**Problem**
Convert every line of the records below into a numbered list, leaving out any blank lines.

[Source data]
-*-

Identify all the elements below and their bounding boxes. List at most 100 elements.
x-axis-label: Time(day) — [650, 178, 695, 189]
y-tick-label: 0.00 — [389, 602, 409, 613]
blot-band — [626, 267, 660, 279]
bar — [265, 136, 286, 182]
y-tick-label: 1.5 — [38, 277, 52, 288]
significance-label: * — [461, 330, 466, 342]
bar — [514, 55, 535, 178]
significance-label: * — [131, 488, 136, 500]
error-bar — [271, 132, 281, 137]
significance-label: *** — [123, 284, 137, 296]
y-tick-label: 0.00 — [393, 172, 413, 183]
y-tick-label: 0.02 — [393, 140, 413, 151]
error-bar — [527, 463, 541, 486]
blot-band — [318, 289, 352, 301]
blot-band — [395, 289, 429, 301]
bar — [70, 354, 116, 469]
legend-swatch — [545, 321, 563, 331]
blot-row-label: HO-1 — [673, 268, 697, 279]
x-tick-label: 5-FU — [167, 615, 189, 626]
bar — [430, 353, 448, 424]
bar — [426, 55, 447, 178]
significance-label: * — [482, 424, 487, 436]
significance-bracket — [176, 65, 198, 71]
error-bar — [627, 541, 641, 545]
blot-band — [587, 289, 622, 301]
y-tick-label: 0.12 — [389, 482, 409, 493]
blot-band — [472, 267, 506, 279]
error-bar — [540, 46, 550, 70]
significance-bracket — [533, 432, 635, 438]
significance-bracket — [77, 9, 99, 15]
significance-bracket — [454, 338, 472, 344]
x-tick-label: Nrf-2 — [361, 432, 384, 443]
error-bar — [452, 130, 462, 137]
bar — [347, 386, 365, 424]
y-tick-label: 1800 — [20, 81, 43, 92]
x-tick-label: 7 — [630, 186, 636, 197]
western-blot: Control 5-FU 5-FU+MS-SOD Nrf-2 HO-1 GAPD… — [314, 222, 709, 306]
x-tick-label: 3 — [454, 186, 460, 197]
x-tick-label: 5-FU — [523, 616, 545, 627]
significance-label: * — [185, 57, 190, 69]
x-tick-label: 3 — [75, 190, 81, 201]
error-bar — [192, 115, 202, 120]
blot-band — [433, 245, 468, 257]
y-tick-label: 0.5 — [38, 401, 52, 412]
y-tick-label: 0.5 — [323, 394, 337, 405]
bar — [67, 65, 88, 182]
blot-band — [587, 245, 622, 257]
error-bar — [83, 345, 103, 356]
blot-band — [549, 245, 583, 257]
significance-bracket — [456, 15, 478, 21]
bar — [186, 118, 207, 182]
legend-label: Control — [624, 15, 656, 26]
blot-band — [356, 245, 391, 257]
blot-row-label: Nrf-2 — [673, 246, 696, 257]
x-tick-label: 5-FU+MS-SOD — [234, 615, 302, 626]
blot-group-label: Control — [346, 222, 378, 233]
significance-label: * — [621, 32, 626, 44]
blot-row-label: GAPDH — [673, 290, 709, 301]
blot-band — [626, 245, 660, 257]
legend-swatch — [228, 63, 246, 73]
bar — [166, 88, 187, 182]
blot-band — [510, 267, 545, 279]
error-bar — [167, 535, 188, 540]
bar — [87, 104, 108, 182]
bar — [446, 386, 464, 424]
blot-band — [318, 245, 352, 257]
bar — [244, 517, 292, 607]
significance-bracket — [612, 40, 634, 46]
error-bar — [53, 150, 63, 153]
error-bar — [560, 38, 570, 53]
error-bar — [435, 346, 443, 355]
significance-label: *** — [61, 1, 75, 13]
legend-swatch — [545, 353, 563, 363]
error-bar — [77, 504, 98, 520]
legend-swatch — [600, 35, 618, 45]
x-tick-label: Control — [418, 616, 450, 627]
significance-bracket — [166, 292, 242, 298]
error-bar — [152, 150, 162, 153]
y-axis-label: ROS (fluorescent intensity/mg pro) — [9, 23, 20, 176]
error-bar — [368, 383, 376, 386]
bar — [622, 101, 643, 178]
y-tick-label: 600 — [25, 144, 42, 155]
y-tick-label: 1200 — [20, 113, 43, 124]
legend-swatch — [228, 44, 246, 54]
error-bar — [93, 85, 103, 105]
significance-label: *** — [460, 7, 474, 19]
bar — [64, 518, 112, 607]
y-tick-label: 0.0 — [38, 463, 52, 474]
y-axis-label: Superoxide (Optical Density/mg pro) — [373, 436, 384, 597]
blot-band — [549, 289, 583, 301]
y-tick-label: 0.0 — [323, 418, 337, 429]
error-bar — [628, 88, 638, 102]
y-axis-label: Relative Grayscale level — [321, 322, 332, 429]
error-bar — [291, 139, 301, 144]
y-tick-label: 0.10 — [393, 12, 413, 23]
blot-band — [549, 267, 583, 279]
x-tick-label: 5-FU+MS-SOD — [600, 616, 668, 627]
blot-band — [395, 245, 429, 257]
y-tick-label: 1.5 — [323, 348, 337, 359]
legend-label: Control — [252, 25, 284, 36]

-*-

**Answer in full**
1. Identify all the elements below and their bounding boxes. List at most 100 elements.
2. x-axis-label: Time(day) — [650, 178, 695, 189]
3. y-tick-label: 0.00 — [389, 602, 409, 613]
4. blot-band — [626, 267, 660, 279]
5. bar — [265, 136, 286, 182]
6. y-tick-label: 1.5 — [38, 277, 52, 288]
7. significance-label: * — [461, 330, 466, 342]
8. bar — [514, 55, 535, 178]
9. significance-label: * — [131, 488, 136, 500]
10. error-bar — [271, 132, 281, 137]
11. significance-label: *** — [123, 284, 137, 296]
12. y-tick-label: 0.00 — [393, 172, 413, 183]
13. y-tick-label: 0.02 — [393, 140, 413, 151]
14. error-bar — [527, 463, 541, 486]
15. blot-band — [318, 289, 352, 301]
16. blot-band — [395, 289, 429, 301]
17. bar — [70, 354, 116, 469]
18. legend-swatch — [545, 321, 563, 331]
19. blot-row-label: HO-1 — [673, 268, 697, 279]
20. x-tick-label: 5-FU — [167, 615, 189, 626]
21. bar — [430, 353, 448, 424]
22. bar — [426, 55, 447, 178]
23. significance-label: * — [482, 424, 487, 436]
24. significance-bracket — [176, 65, 198, 71]
25. error-bar — [627, 541, 641, 545]
26. blot-band — [587, 289, 622, 301]
27. y-tick-label: 0.12 — [389, 482, 409, 493]
28. blot-band — [472, 267, 506, 279]
29. error-bar — [540, 46, 550, 70]
30. significance-bracket — [533, 432, 635, 438]
31. significance-bracket — [77, 9, 99, 15]
32. significance-bracket — [454, 338, 472, 344]
33. x-tick-label: Nrf-2 — [361, 432, 384, 443]
34. error-bar — [452, 130, 462, 137]
35. bar — [347, 386, 365, 424]
36. y-tick-label: 1800 — [20, 81, 43, 92]
37. x-tick-label: 7 — [630, 186, 636, 197]
38. western-blot: Control 5-FU 5-FU+MS-SOD Nrf-2 HO-1 GAPD… — [314, 222, 709, 306]
39. x-tick-label: 3 — [454, 186, 460, 197]
40. x-tick-label: 5-FU — [523, 616, 545, 627]
41. significance-label: * — [185, 57, 190, 69]
42. x-tick-label: 3 — [75, 190, 81, 201]
43. error-bar — [192, 115, 202, 120]
44. blot-band — [433, 245, 468, 257]
45. y-tick-label: 0.5 — [38, 401, 52, 412]
46. y-tick-label: 0.5 — [323, 394, 337, 405]
47. bar — [67, 65, 88, 182]
48. blot-band — [587, 245, 622, 257]
49. error-bar — [83, 345, 103, 356]
50. blot-band — [549, 245, 583, 257]
51. significance-bracket — [456, 15, 478, 21]
52. bar — [186, 118, 207, 182]
53. legend-label: Control — [624, 15, 656, 26]
54. blot-band — [356, 245, 391, 257]
55. blot-row-label: Nrf-2 — [673, 246, 696, 257]
56. x-tick-label: 5-FU+MS-SOD — [234, 615, 302, 626]
57. blot-group-label: Control — [346, 222, 378, 233]
58. significance-label: * — [621, 32, 626, 44]
59. blot-row-label: GAPDH — [673, 290, 709, 301]
60. blot-band — [626, 245, 660, 257]
61. legend-swatch — [228, 63, 246, 73]
62. bar — [166, 88, 187, 182]
63. blot-band — [510, 267, 545, 279]
64. error-bar — [167, 535, 188, 540]
65. bar — [87, 104, 108, 182]
66. bar — [446, 386, 464, 424]
67. blot-band — [318, 245, 352, 257]
68. bar — [244, 517, 292, 607]
69. significance-bracket — [612, 40, 634, 46]
70. error-bar — [53, 150, 63, 153]
71. error-bar — [560, 38, 570, 53]
72. error-bar — [435, 346, 443, 355]
73. significance-label: *** — [61, 1, 75, 13]
74. legend-swatch — [545, 353, 563, 363]
75. error-bar — [77, 504, 98, 520]
76. legend-swatch — [600, 35, 618, 45]
77. x-tick-label: Control — [418, 616, 450, 627]
78. significance-bracket — [166, 292, 242, 298]
79. error-bar — [152, 150, 162, 153]
80. y-axis-label: ROS (fluorescent intensity/mg pro) — [9, 23, 20, 176]
81. error-bar — [368, 383, 376, 386]
82. bar — [622, 101, 643, 178]
83. y-tick-label: 600 — [25, 144, 42, 155]
84. y-tick-label: 1200 — [20, 113, 43, 124]
85. legend-swatch — [228, 44, 246, 54]
86. error-bar — [93, 85, 103, 105]
87. significance-label: *** — [460, 7, 474, 19]
88. bar — [64, 518, 112, 607]
89. y-tick-label: 0.0 — [38, 463, 52, 474]
90. y-axis-label: Superoxide (Optical Density/mg pro) — [373, 436, 384, 597]
91. blot-band — [549, 289, 583, 301]
92. y-tick-label: 0.0 — [323, 418, 337, 429]
93. error-bar — [628, 88, 638, 102]
94. y-axis-label: Relative Grayscale level — [321, 322, 332, 429]
95. error-bar — [291, 139, 301, 144]
96. y-tick-label: 0.10 — [393, 12, 413, 23]
97. blot-band — [549, 267, 583, 279]
98. x-tick-label: 5-FU+MS-SOD — [600, 616, 668, 627]
99. blot-band — [395, 245, 429, 257]
100. y-tick-label: 1.5 — [323, 348, 337, 359]
101. legend-label: Control — [252, 25, 284, 36]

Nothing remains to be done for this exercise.